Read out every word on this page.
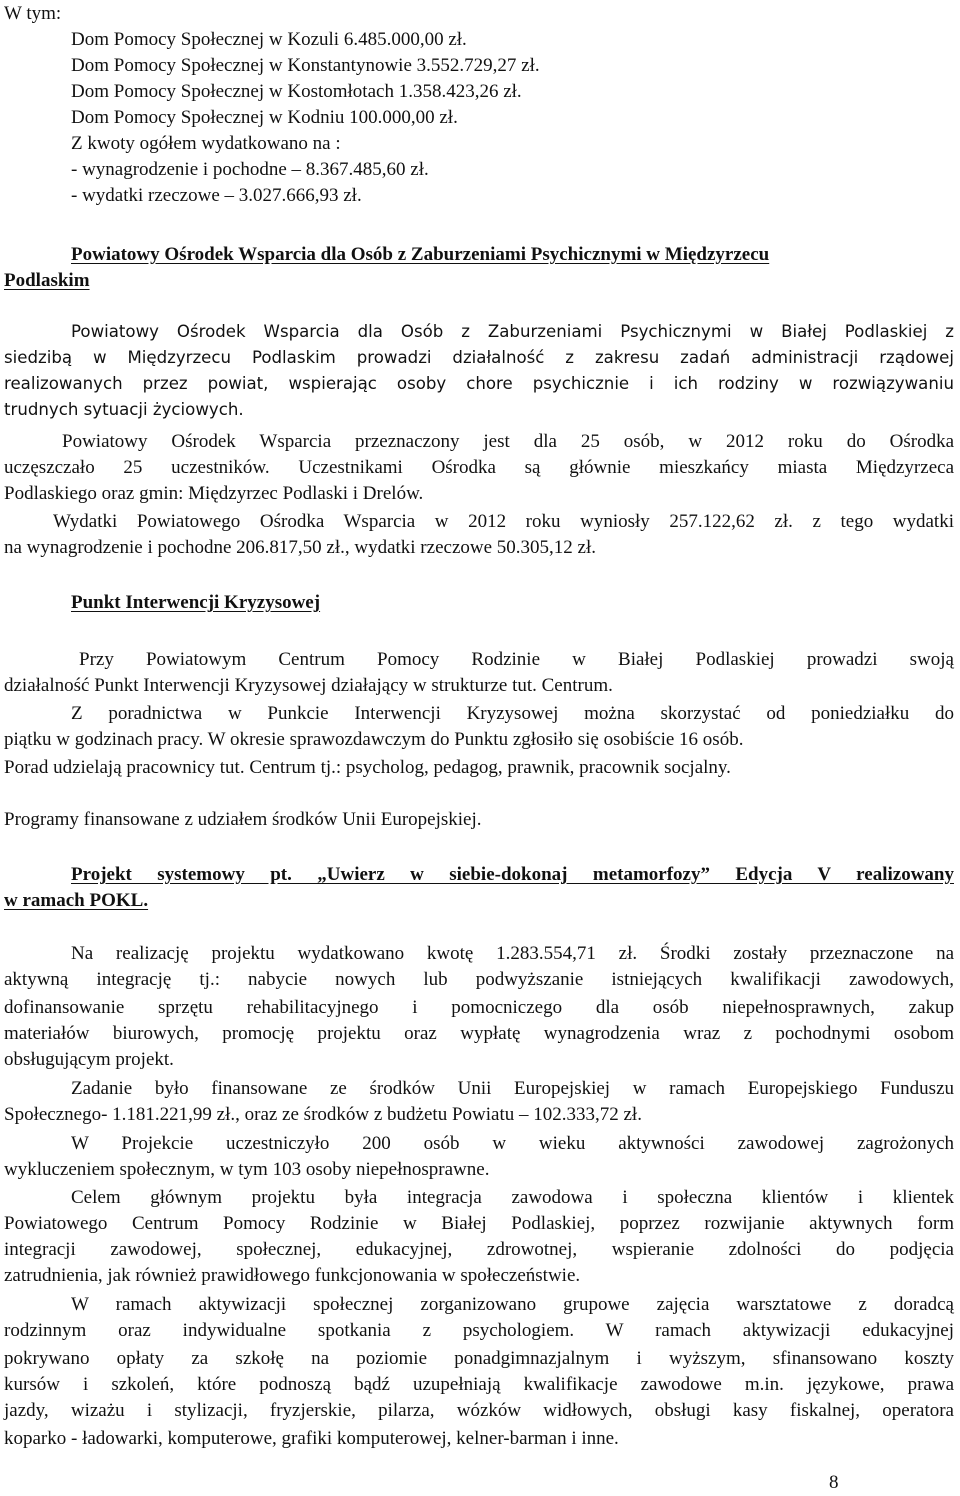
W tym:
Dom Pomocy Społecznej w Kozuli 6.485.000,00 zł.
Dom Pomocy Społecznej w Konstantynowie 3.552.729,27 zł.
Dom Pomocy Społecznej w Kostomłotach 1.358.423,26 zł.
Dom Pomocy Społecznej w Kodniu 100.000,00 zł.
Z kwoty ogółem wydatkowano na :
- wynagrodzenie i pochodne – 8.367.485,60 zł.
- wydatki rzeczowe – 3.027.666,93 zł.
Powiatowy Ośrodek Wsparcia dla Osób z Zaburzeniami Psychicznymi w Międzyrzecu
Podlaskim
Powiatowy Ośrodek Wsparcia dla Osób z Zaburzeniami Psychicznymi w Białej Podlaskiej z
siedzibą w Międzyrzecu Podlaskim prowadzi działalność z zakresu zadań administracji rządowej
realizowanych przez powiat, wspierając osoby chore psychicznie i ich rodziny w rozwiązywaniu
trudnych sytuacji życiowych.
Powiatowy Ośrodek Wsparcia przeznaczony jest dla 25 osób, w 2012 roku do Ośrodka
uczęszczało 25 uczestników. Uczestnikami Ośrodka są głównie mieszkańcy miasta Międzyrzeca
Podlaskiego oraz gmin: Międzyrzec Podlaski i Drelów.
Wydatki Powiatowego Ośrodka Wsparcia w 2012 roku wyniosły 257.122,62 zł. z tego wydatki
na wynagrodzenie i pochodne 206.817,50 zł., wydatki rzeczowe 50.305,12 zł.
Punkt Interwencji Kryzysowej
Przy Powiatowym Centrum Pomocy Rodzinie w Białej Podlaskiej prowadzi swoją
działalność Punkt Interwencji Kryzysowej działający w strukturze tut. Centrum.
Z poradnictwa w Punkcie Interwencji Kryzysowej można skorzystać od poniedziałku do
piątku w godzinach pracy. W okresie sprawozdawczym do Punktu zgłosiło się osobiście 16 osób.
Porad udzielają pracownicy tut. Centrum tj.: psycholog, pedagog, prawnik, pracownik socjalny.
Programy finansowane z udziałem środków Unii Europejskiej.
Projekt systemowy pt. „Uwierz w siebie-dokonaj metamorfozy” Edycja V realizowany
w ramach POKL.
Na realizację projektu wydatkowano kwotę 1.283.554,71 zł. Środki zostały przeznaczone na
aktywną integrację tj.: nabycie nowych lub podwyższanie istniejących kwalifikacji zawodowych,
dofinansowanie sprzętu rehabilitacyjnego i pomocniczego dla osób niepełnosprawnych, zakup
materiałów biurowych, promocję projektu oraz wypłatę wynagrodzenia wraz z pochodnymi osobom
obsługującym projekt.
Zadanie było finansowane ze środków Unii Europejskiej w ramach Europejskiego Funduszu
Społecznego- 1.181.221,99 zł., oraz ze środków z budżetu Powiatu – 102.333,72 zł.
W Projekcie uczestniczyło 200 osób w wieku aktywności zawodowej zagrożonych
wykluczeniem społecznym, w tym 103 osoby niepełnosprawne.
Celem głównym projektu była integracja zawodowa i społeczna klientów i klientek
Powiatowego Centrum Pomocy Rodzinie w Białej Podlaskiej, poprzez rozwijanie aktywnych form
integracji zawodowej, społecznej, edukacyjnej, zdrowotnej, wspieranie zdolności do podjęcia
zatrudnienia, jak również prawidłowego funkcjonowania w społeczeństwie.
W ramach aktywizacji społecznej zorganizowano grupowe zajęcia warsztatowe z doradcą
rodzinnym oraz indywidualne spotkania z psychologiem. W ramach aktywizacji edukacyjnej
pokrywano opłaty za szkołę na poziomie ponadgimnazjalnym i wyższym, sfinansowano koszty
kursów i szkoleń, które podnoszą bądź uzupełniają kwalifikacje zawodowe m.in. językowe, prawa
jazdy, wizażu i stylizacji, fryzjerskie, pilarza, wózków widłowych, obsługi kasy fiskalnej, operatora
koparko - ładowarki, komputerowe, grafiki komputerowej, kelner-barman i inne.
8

● ● ● ● ●

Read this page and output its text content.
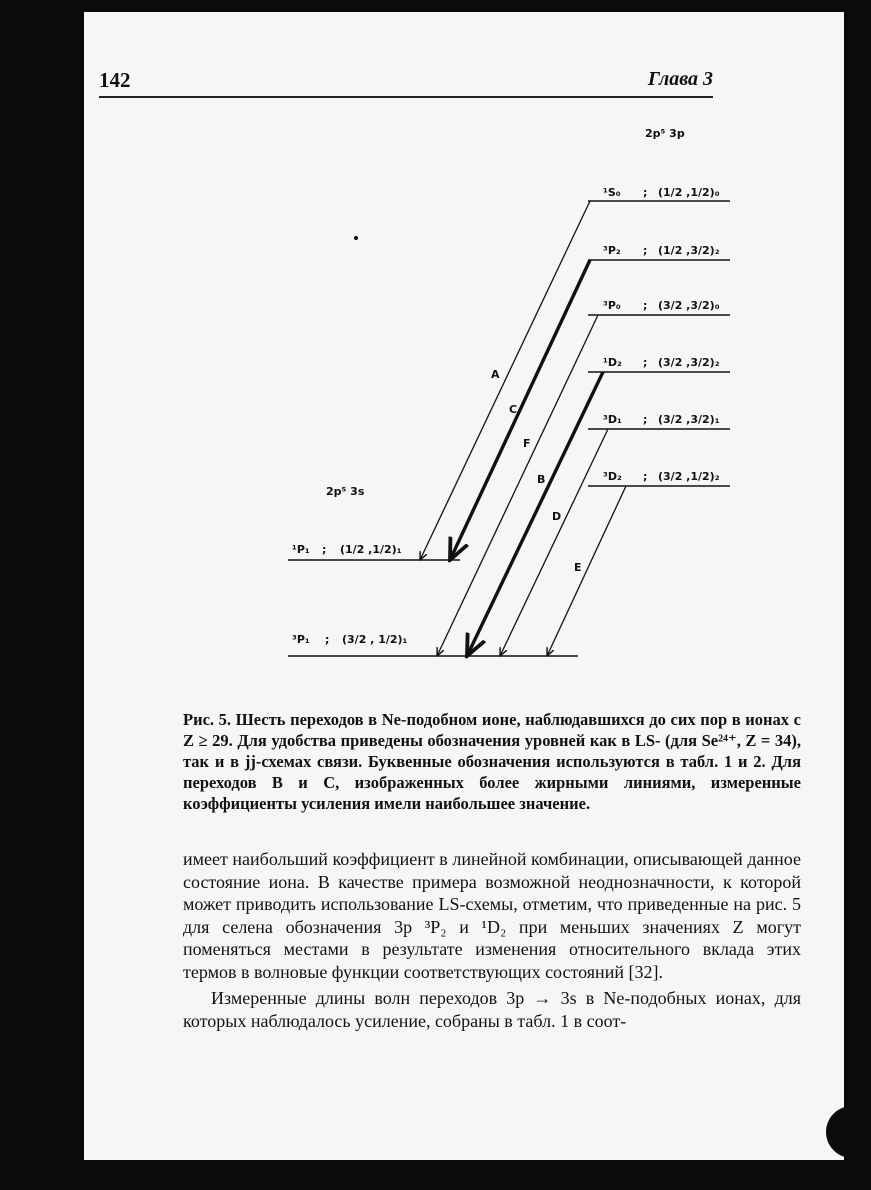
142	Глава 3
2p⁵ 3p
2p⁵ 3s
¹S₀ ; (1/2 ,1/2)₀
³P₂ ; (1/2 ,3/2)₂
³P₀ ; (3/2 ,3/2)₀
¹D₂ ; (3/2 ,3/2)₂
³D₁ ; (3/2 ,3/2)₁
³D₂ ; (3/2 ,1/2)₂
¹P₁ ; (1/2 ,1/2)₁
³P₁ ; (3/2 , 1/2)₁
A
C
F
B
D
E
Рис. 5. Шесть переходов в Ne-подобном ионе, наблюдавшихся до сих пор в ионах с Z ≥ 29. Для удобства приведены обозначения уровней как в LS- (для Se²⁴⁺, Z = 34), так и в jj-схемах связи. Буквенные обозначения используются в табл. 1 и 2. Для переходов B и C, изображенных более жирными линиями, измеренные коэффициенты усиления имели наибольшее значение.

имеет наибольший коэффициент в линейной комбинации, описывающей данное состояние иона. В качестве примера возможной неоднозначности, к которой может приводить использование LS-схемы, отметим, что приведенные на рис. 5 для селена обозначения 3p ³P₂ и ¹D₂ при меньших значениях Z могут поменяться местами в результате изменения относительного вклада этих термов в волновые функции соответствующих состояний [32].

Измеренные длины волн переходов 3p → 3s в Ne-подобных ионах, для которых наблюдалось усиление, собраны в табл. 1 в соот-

● ● ● ● ●

[Aim]: Check every line for "pochodne" and show the ones that have it.

[Solution for this task]:
- wynagrodzenie i pochodne – 8.367.485,60 zł.
na wynagrodzenie i pochodne 206.817,50 zł., wydatki rzeczowe 50.305,12 zł.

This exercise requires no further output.